**AIM**
Pictures stay out of the copy; set down each line of the listing below exactly.

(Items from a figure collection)
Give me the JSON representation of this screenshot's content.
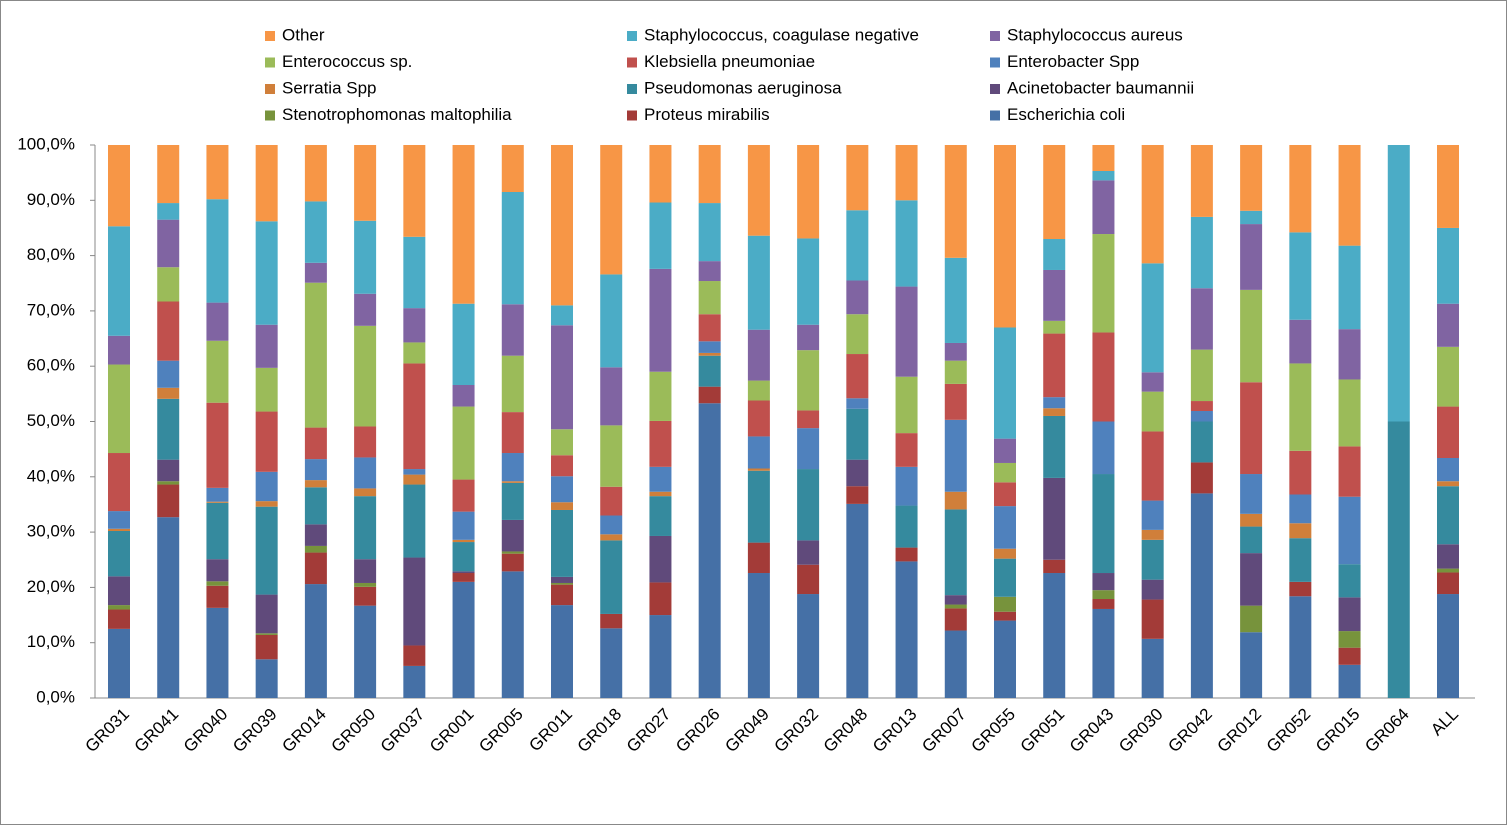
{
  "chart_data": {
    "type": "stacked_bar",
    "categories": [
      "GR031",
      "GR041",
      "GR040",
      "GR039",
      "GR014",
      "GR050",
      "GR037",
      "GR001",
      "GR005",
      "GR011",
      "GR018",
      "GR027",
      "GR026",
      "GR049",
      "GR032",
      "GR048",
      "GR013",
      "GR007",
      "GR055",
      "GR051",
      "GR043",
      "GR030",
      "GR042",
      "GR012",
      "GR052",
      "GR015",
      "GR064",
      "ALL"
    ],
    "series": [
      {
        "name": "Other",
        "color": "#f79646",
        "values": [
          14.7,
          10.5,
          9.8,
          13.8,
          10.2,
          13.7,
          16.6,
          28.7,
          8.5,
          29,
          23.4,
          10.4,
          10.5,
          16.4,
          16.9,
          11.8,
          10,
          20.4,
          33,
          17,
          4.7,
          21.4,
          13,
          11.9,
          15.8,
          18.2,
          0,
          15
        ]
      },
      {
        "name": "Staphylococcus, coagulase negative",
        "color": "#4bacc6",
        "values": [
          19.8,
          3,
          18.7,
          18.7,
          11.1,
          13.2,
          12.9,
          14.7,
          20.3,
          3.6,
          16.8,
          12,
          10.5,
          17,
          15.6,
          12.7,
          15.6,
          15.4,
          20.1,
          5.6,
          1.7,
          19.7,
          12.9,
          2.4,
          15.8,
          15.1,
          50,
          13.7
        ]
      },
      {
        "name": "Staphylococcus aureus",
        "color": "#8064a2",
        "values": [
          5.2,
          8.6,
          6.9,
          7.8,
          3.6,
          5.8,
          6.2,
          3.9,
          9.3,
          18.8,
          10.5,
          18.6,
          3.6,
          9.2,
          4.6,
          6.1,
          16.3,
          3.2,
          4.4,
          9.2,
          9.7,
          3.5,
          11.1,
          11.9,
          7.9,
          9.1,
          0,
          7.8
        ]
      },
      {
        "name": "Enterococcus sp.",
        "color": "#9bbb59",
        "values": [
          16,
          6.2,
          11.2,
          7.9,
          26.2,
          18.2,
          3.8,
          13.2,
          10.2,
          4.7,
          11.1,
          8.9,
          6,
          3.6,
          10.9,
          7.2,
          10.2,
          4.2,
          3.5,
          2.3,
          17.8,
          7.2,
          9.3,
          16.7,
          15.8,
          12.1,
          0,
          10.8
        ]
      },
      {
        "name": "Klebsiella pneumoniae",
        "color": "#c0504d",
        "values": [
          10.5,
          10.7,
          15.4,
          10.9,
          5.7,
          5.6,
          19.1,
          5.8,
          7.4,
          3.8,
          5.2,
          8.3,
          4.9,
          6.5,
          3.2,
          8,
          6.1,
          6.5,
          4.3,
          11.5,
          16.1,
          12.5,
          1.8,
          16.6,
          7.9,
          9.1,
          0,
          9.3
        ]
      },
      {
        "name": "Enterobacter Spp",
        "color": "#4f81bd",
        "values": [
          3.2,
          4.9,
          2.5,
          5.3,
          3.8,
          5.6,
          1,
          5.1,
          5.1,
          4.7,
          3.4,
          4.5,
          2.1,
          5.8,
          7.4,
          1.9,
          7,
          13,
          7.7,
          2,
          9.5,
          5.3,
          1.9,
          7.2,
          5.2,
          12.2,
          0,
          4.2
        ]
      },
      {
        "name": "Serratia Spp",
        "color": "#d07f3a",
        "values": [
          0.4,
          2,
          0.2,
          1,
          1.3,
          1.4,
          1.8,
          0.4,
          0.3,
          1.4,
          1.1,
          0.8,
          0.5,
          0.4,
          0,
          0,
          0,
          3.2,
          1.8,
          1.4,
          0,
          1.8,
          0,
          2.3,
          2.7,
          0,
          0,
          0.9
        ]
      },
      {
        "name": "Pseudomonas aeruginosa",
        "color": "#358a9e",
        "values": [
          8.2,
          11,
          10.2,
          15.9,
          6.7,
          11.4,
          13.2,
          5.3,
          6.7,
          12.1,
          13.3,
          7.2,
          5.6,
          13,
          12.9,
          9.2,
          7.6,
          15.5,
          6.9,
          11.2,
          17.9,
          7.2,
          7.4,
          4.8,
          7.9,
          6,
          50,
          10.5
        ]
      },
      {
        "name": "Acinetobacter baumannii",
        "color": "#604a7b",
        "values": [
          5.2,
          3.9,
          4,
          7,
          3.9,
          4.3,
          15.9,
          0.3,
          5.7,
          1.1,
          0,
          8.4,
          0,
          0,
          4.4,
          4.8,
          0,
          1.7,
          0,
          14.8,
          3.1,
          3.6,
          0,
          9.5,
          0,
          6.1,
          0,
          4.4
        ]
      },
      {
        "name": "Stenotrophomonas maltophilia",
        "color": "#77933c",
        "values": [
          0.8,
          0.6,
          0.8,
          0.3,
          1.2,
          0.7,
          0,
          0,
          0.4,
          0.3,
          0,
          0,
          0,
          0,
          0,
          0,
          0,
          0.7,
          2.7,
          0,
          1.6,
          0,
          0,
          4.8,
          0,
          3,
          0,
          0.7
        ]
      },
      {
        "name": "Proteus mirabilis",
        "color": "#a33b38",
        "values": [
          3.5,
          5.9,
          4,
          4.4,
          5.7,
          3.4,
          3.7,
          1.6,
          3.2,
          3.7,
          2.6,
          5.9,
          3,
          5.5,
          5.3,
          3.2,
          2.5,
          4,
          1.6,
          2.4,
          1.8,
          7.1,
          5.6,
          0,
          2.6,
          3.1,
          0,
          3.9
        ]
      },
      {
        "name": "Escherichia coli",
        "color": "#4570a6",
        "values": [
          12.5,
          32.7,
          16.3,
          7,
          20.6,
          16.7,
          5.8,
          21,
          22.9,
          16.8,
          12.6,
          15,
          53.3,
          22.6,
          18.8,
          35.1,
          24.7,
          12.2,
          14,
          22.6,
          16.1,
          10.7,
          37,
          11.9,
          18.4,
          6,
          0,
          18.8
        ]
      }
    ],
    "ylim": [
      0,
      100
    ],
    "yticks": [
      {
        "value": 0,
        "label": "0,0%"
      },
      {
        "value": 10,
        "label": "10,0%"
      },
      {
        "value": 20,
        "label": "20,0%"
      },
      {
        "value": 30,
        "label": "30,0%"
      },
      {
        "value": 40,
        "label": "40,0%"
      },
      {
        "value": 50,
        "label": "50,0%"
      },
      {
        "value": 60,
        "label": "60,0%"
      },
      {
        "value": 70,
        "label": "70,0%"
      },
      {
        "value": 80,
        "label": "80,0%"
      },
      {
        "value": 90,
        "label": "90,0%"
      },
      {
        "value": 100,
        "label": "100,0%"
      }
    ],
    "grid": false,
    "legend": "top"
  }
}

**RESPONSE TO THIS TASK**
Give me the JSON representation of this screenshot's content.
{
  "chart_data": {
    "type": "stacked_bar",
    "categories": [
      "GR031",
      "GR041",
      "GR040",
      "GR039",
      "GR014",
      "GR050",
      "GR037",
      "GR001",
      "GR005",
      "GR011",
      "GR018",
      "GR027",
      "GR026",
      "GR049",
      "GR032",
      "GR048",
      "GR013",
      "GR007",
      "GR055",
      "GR051",
      "GR043",
      "GR030",
      "GR042",
      "GR012",
      "GR052",
      "GR015",
      "GR064",
      "ALL"
    ],
    "series": [
      {
        "name": "Other",
        "color": "#f79646",
        "values": [
          14.7,
          10.5,
          9.8,
          13.8,
          10.2,
          13.7,
          16.6,
          28.7,
          8.5,
          29,
          23.4,
          10.4,
          10.5,
          16.4,
          16.9,
          11.8,
          10,
          20.4,
          33,
          17,
          4.7,
          21.4,
          13,
          11.9,
          15.8,
          18.2,
          0,
          15
        ]
      },
      {
        "name": "Staphylococcus, coagulase negative",
        "color": "#4bacc6",
        "values": [
          19.8,
          3,
          18.7,
          18.7,
          11.1,
          13.2,
          12.9,
          14.7,
          20.3,
          3.6,
          16.8,
          12,
          10.5,
          17,
          15.6,
          12.7,
          15.6,
          15.4,
          20.1,
          5.6,
          1.7,
          19.7,
          12.9,
          2.4,
          15.8,
          15.1,
          50,
          13.7
        ]
      },
      {
        "name": "Staphylococcus aureus",
        "color": "#8064a2",
        "values": [
          5.2,
          8.6,
          6.9,
          7.8,
          3.6,
          5.8,
          6.2,
          3.9,
          9.3,
          18.8,
          10.5,
          18.6,
          3.6,
          9.2,
          4.6,
          6.1,
          16.3,
          3.2,
          4.4,
          9.2,
          9.7,
          3.5,
          11.1,
          11.9,
          7.9,
          9.1,
          0,
          7.8
        ]
      },
      {
        "name": "Enterococcus sp.",
        "color": "#9bbb59",
        "values": [
          16,
          6.2,
          11.2,
          7.9,
          26.2,
          18.2,
          3.8,
          13.2,
          10.2,
          4.7,
          11.1,
          8.9,
          6,
          3.6,
          10.9,
          7.2,
          10.2,
          4.2,
          3.5,
          2.3,
          17.8,
          7.2,
          9.3,
          16.7,
          15.8,
          12.1,
          0,
          10.8
        ]
      },
      {
        "name": "Klebsiella pneumoniae",
        "color": "#c0504d",
        "values": [
          10.5,
          10.7,
          15.4,
          10.9,
          5.7,
          5.6,
          19.1,
          5.8,
          7.4,
          3.8,
          5.2,
          8.3,
          4.9,
          6.5,
          3.2,
          8,
          6.1,
          6.5,
          4.3,
          11.5,
          16.1,
          12.5,
          1.8,
          16.6,
          7.9,
          9.1,
          0,
          9.3
        ]
      },
      {
        "name": "Enterobacter Spp",
        "color": "#4f81bd",
        "values": [
          3.2,
          4.9,
          2.5,
          5.3,
          3.8,
          5.6,
          1,
          5.1,
          5.1,
          4.7,
          3.4,
          4.5,
          2.1,
          5.8,
          7.4,
          1.9,
          7,
          13,
          7.7,
          2,
          9.5,
          5.3,
          1.9,
          7.2,
          5.2,
          12.2,
          0,
          4.2
        ]
      },
      {
        "name": "Serratia Spp",
        "color": "#d07f3a",
        "values": [
          0.4,
          2,
          0.2,
          1,
          1.3,
          1.4,
          1.8,
          0.4,
          0.3,
          1.4,
          1.1,
          0.8,
          0.5,
          0.4,
          0,
          0,
          0,
          3.2,
          1.8,
          1.4,
          0,
          1.8,
          0,
          2.3,
          2.7,
          0,
          0,
          0.9
        ]
      },
      {
        "name": "Pseudomonas aeruginosa",
        "color": "#358a9e",
        "values": [
          8.2,
          11,
          10.2,
          15.9,
          6.7,
          11.4,
          13.2,
          5.3,
          6.7,
          12.1,
          13.3,
          7.2,
          5.6,
          13,
          12.9,
          9.2,
          7.6,
          15.5,
          6.9,
          11.2,
          17.9,
          7.2,
          7.4,
          4.8,
          7.9,
          6,
          50,
          10.5
        ]
      },
      {
        "name": "Acinetobacter baumannii",
        "color": "#604a7b",
        "values": [
          5.2,
          3.9,
          4,
          7,
          3.9,
          4.3,
          15.9,
          0.3,
          5.7,
          1.1,
          0,
          8.4,
          0,
          0,
          4.4,
          4.8,
          0,
          1.7,
          0,
          14.8,
          3.1,
          3.6,
          0,
          9.5,
          0,
          6.1,
          0,
          4.4
        ]
      },
      {
        "name": "Stenotrophomonas maltophilia",
        "color": "#77933c",
        "values": [
          0.8,
          0.6,
          0.8,
          0.3,
          1.2,
          0.7,
          0,
          0,
          0.4,
          0.3,
          0,
          0,
          0,
          0,
          0,
          0,
          0,
          0.7,
          2.7,
          0,
          1.6,
          0,
          0,
          4.8,
          0,
          3,
          0,
          0.7
        ]
      },
      {
        "name": "Proteus mirabilis",
        "color": "#a33b38",
        "values": [
          3.5,
          5.9,
          4,
          4.4,
          5.7,
          3.4,
          3.7,
          1.6,
          3.2,
          3.7,
          2.6,
          5.9,
          3,
          5.5,
          5.3,
          3.2,
          2.5,
          4,
          1.6,
          2.4,
          1.8,
          7.1,
          5.6,
          0,
          2.6,
          3.1,
          0,
          3.9
        ]
      },
      {
        "name": "Escherichia coli",
        "color": "#4570a6",
        "values": [
          12.5,
          32.7,
          16.3,
          7,
          20.6,
          16.7,
          5.8,
          21,
          22.9,
          16.8,
          12.6,
          15,
          53.3,
          22.6,
          18.8,
          35.1,
          24.7,
          12.2,
          14,
          22.6,
          16.1,
          10.7,
          37,
          11.9,
          18.4,
          6,
          0,
          18.8
        ]
      }
    ],
    "ylim": [
      0,
      100
    ],
    "yticks": [
      {
        "value": 0,
        "label": "0,0%"
      },
      {
        "value": 10,
        "label": "10,0%"
      },
      {
        "value": 20,
        "label": "20,0%"
      },
      {
        "value": 30,
        "label": "30,0%"
      },
      {
        "value": 40,
        "label": "40,0%"
      },
      {
        "value": 50,
        "label": "50,0%"
      },
      {
        "value": 60,
        "label": "60,0%"
      },
      {
        "value": 70,
        "label": "70,0%"
      },
      {
        "value": 80,
        "label": "80,0%"
      },
      {
        "value": 90,
        "label": "90,0%"
      },
      {
        "value": 100,
        "label": "100,0%"
      }
    ],
    "grid": false,
    "legend": "top"
  }
}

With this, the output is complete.